======== PROVIDED DATA ========
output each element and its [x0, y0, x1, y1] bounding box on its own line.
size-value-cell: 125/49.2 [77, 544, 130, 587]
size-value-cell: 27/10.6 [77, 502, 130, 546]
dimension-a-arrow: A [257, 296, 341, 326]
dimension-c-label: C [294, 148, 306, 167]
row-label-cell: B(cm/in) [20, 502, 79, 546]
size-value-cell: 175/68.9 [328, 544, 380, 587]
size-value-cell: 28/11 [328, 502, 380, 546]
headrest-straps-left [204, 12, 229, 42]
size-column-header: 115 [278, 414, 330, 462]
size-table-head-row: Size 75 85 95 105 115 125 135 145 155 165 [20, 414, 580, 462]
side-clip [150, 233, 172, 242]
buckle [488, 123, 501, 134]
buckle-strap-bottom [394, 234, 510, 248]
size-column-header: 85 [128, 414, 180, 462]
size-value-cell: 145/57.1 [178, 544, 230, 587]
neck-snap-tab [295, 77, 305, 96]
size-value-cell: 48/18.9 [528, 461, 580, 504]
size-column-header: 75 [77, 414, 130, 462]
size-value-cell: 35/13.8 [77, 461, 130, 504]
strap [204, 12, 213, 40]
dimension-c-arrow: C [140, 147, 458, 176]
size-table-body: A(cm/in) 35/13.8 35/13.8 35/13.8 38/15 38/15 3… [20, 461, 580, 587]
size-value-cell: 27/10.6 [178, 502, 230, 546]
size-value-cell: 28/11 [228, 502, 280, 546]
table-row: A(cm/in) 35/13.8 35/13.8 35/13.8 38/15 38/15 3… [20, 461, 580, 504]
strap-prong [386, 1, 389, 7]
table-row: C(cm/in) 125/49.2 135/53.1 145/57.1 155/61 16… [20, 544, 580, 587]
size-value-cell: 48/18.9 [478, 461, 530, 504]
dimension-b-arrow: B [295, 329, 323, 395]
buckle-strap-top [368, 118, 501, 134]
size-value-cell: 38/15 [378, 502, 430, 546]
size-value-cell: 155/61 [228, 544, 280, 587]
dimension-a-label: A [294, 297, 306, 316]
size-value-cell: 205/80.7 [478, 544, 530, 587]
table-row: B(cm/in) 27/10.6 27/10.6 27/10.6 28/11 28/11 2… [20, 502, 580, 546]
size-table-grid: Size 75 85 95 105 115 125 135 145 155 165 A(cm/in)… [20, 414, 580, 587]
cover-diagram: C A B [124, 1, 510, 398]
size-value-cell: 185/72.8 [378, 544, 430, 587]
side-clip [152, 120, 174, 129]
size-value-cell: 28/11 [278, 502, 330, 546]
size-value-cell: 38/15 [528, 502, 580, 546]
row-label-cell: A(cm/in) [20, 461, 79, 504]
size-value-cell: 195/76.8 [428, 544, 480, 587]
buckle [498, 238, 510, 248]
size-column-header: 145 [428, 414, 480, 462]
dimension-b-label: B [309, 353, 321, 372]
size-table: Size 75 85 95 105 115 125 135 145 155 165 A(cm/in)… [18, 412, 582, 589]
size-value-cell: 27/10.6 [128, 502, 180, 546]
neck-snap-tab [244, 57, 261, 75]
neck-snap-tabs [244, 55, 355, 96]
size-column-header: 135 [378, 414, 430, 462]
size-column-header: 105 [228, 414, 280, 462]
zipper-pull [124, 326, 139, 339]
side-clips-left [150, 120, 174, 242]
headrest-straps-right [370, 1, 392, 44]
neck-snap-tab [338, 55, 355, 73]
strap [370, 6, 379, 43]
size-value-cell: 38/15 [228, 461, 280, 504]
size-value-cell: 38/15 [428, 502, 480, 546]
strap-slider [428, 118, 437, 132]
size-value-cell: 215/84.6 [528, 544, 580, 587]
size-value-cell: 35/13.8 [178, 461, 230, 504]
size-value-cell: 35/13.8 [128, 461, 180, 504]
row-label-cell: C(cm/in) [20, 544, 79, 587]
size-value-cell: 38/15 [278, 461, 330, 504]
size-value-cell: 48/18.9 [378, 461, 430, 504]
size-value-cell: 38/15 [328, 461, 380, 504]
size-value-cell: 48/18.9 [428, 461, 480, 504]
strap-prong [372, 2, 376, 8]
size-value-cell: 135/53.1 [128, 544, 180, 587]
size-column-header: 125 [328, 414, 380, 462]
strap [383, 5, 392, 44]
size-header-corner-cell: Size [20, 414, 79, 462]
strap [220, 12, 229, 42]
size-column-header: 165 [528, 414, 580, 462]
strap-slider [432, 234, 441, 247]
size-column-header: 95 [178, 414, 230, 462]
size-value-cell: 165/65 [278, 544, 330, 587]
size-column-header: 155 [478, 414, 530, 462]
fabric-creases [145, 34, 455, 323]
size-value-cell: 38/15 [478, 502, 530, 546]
========
• EXERCISE GOAL:
Could you rewrite every item above, substituting "strap-adjuster" for "strap-slider" wherever it appears and leaving everything else unchanged?

• EXPECTED ANSWER:
output each element and its [x0, y0, x1, y1] bounding box on its own line.
size-value-cell: 125/49.2 [77, 544, 130, 587]
size-value-cell: 27/10.6 [77, 502, 130, 546]
dimension-a-arrow: A [257, 296, 341, 326]
dimension-c-label: C [294, 148, 306, 167]
row-label-cell: B(cm/in) [20, 502, 79, 546]
size-value-cell: 175/68.9 [328, 544, 380, 587]
size-value-cell: 28/11 [328, 502, 380, 546]
headrest-straps-left [204, 12, 229, 42]
size-column-header: 115 [278, 414, 330, 462]
size-table-head-row: Size 75 85 95 105 115 125 135 145 155 165 [20, 414, 580, 462]
side-clip [150, 233, 172, 242]
buckle [488, 123, 501, 134]
buckle-strap-bottom [394, 234, 510, 248]
size-column-header: 85 [128, 414, 180, 462]
size-value-cell: 145/57.1 [178, 544, 230, 587]
neck-snap-tab [295, 77, 305, 96]
size-value-cell: 48/18.9 [528, 461, 580, 504]
size-column-header: 75 [77, 414, 130, 462]
size-value-cell: 35/13.8 [77, 461, 130, 504]
strap [204, 12, 213, 40]
dimension-c-arrow: C [140, 147, 458, 176]
size-table-body: A(cm/in) 35/13.8 35/13.8 35/13.8 38/15 38/15 3… [20, 461, 580, 587]
size-value-cell: 27/10.6 [178, 502, 230, 546]
size-value-cell: 28/11 [228, 502, 280, 546]
table-row: A(cm/in) 35/13.8 35/13.8 35/13.8 38/15 38/15 3… [20, 461, 580, 504]
strap-prong [386, 1, 389, 7]
table-row: C(cm/in) 125/49.2 135/53.1 145/57.1 155/61 16… [20, 544, 580, 587]
size-value-cell: 48/18.9 [478, 461, 530, 504]
dimension-b-arrow: B [295, 329, 323, 395]
buckle-strap-top [368, 118, 501, 134]
size-value-cell: 38/15 [378, 502, 430, 546]
size-value-cell: 155/61 [228, 544, 280, 587]
dimension-a-label: A [294, 297, 306, 316]
size-value-cell: 205/80.7 [478, 544, 530, 587]
table-row: B(cm/in) 27/10.6 27/10.6 27/10.6 28/11 28/11 2… [20, 502, 580, 546]
size-table-grid: Size 75 85 95 105 115 125 135 145 155 165 A(cm/in)… [20, 414, 580, 587]
cover-diagram: C A B [124, 1, 510, 398]
size-value-cell: 185/72.8 [378, 544, 430, 587]
side-clip [152, 120, 174, 129]
size-value-cell: 28/11 [278, 502, 330, 546]
size-value-cell: 38/15 [528, 502, 580, 546]
row-label-cell: A(cm/in) [20, 461, 79, 504]
size-value-cell: 195/76.8 [428, 544, 480, 587]
buckle [498, 238, 510, 248]
size-column-header: 145 [428, 414, 480, 462]
dimension-b-label: B [309, 353, 321, 372]
size-table: Size 75 85 95 105 115 125 135 145 155 165 A(cm/in)… [18, 412, 582, 589]
size-value-cell: 27/10.6 [128, 502, 180, 546]
neck-snap-tab [244, 57, 261, 75]
neck-snap-tabs [244, 55, 355, 96]
size-column-header: 135 [378, 414, 430, 462]
size-column-header: 105 [228, 414, 280, 462]
zipper-pull [124, 326, 139, 339]
side-clips-left [150, 120, 174, 242]
headrest-straps-right [370, 1, 392, 44]
neck-snap-tab [338, 55, 355, 73]
strap [370, 6, 379, 43]
size-value-cell: 38/15 [228, 461, 280, 504]
size-value-cell: 38/15 [428, 502, 480, 546]
strap-adjuster [428, 118, 437, 132]
size-value-cell: 215/84.6 [528, 544, 580, 587]
size-value-cell: 35/13.8 [178, 461, 230, 504]
size-value-cell: 35/13.8 [128, 461, 180, 504]
row-label-cell: C(cm/in) [20, 544, 79, 587]
size-value-cell: 38/15 [278, 461, 330, 504]
size-value-cell: 48/18.9 [378, 461, 430, 504]
size-value-cell: 38/15 [328, 461, 380, 504]
size-value-cell: 48/18.9 [428, 461, 480, 504]
strap-prong [372, 2, 376, 8]
size-value-cell: 135/53.1 [128, 544, 180, 587]
size-column-header: 125 [328, 414, 380, 462]
strap [383, 5, 392, 44]
size-header-corner-cell: Size [20, 414, 79, 462]
strap [220, 12, 229, 42]
size-column-header: 165 [528, 414, 580, 462]
strap-adjuster [432, 234, 441, 247]
size-column-header: 95 [178, 414, 230, 462]
size-value-cell: 165/65 [278, 544, 330, 587]
size-column-header: 155 [478, 414, 530, 462]
fabric-creases [145, 34, 455, 323]
size-value-cell: 38/15 [478, 502, 530, 546]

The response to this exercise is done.